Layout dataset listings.
● ● ● ●

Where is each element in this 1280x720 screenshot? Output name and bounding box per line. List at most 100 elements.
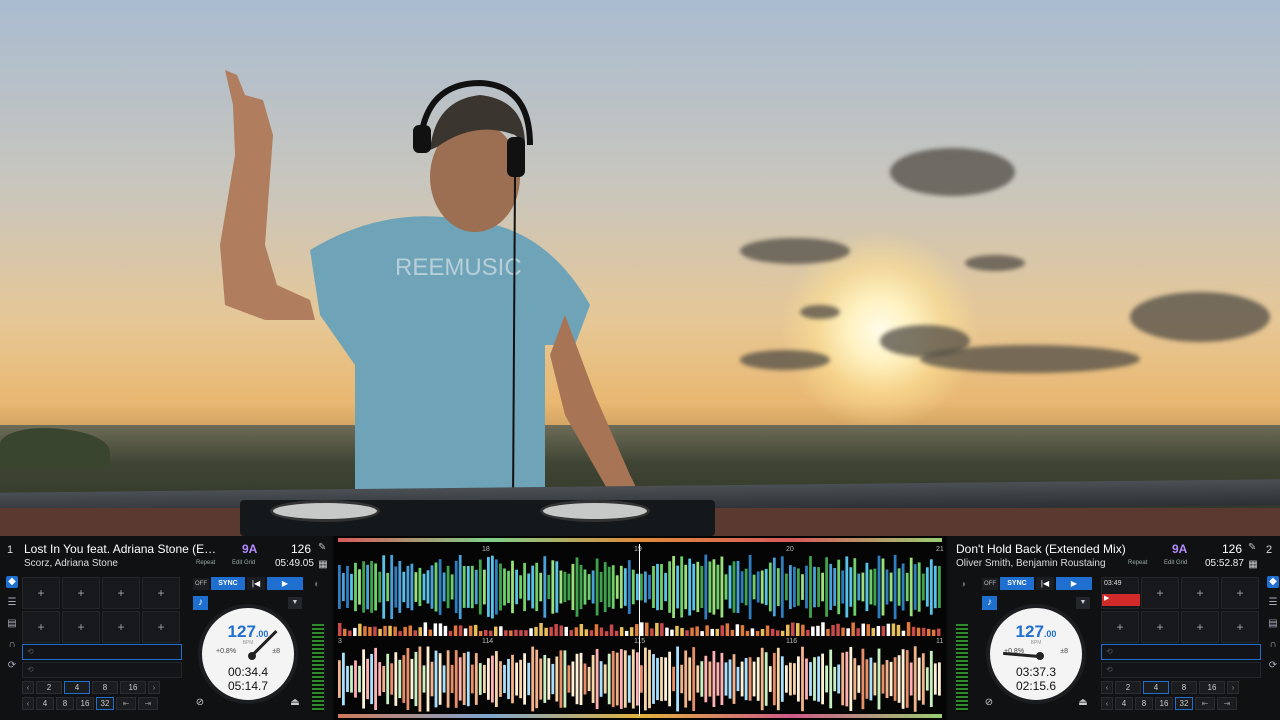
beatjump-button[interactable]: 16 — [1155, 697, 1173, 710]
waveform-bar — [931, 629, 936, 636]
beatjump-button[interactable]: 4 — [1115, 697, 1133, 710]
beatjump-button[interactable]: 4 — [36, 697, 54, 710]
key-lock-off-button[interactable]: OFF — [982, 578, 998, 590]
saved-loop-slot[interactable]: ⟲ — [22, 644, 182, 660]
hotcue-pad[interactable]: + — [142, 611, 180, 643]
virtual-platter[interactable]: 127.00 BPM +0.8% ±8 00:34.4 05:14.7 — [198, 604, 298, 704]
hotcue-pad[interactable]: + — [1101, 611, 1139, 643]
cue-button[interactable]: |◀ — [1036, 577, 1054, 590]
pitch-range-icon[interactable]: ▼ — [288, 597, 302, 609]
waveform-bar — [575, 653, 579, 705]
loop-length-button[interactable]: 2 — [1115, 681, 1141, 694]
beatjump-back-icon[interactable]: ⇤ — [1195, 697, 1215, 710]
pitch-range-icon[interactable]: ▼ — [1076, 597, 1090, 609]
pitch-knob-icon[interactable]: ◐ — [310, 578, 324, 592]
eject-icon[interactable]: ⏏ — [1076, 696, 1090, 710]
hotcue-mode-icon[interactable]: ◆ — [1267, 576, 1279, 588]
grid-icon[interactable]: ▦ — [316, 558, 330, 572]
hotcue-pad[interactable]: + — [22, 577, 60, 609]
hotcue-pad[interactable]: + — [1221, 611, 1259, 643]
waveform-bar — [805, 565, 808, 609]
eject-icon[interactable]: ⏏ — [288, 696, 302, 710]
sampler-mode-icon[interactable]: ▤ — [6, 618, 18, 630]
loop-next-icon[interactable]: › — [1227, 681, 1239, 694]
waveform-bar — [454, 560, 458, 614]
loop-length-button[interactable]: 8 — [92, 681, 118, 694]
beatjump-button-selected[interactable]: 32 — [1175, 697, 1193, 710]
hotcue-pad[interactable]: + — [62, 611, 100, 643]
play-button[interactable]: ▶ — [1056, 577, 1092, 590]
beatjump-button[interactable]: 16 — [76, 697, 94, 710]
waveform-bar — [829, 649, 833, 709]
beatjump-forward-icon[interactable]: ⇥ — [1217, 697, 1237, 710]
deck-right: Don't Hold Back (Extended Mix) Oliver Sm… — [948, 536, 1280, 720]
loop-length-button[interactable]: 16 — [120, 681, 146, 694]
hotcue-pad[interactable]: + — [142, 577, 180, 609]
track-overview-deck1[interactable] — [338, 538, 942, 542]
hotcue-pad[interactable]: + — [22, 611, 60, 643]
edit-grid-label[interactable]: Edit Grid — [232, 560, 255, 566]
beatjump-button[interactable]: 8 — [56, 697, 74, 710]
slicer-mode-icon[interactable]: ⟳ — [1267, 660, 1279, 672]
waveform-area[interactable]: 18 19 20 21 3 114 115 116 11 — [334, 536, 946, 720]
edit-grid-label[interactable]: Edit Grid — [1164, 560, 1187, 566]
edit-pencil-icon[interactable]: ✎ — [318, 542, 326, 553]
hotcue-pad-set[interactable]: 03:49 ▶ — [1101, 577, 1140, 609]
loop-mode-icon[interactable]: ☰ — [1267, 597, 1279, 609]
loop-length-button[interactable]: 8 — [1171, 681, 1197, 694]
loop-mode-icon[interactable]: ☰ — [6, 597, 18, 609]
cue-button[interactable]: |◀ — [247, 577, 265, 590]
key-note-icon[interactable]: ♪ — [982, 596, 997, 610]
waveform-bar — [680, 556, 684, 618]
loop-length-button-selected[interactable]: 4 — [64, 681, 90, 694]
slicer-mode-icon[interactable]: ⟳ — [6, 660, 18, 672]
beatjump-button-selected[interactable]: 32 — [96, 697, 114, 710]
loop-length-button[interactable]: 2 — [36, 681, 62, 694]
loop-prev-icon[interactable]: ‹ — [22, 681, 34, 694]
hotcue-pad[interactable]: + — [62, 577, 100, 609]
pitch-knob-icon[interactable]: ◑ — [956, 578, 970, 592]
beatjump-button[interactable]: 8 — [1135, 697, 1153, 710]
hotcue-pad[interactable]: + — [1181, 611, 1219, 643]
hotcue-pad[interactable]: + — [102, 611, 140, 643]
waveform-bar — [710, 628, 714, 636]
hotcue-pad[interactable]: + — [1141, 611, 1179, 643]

● ● ● ●

WHAT YOU HAVE TO DO.
Pull out each line of the listing that contains the string "grid", matching case exactly.

SOLUTION TO THE EXERCISE.
grid-icon[interactable]: ▦ — [316, 558, 330, 572]
edit-grid-label[interactable]: Edit Grid — [232, 560, 255, 566]
edit-grid-label[interactable]: Edit Grid — [1164, 560, 1187, 566]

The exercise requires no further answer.